§ YOUR INSTRUCTIONS
Determine how many lines include "height". Give the number and nothing else.

§ EXERCISE INPUT

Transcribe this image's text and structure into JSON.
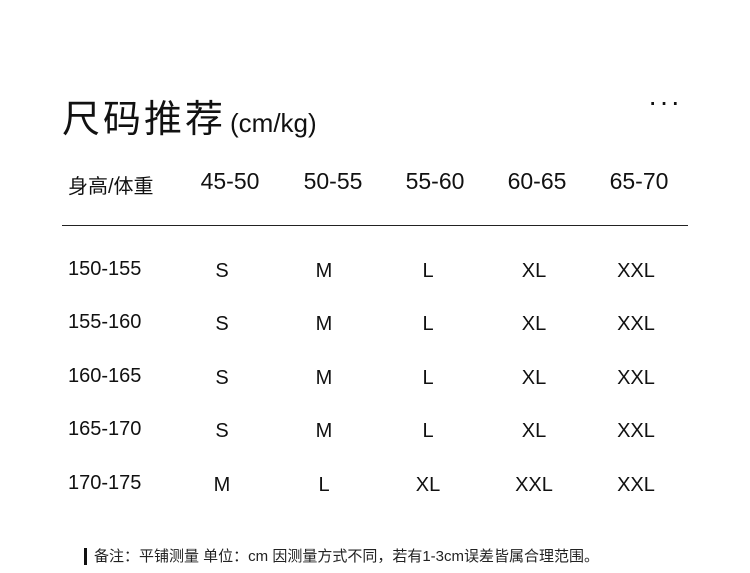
{
  "title": "尺码推荐",
  "unit": "(cm/kg)",
  "more_icon": "ellipsis-icon",
  "table": {
    "corner_label": "身高/体重",
    "columns": [
      "45-50",
      "50-55",
      "55-60",
      "60-65",
      "65-70"
    ],
    "rows": [
      {
        "height": "150-155",
        "sizes": [
          "S",
          "M",
          "L",
          "XL",
          "XXL"
        ]
      },
      {
        "height": "155-160",
        "sizes": [
          "S",
          "M",
          "L",
          "XL",
          "XXL"
        ]
      },
      {
        "height": "160-165",
        "sizes": [
          "S",
          "M",
          "L",
          "XL",
          "XXL"
        ]
      },
      {
        "height": "165-170",
        "sizes": [
          "S",
          "M",
          "L",
          "XL",
          "XXL"
        ]
      },
      {
        "height": "170-175",
        "sizes": [
          "M",
          "L",
          "XL",
          "XXL",
          "XXL"
        ]
      }
    ]
  },
  "note": "备注：平铺测量 单位：cm  因测量方式不同，若有1-3cm误差皆属合理范围。"
}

§ OUTPUT OF THE TASK
5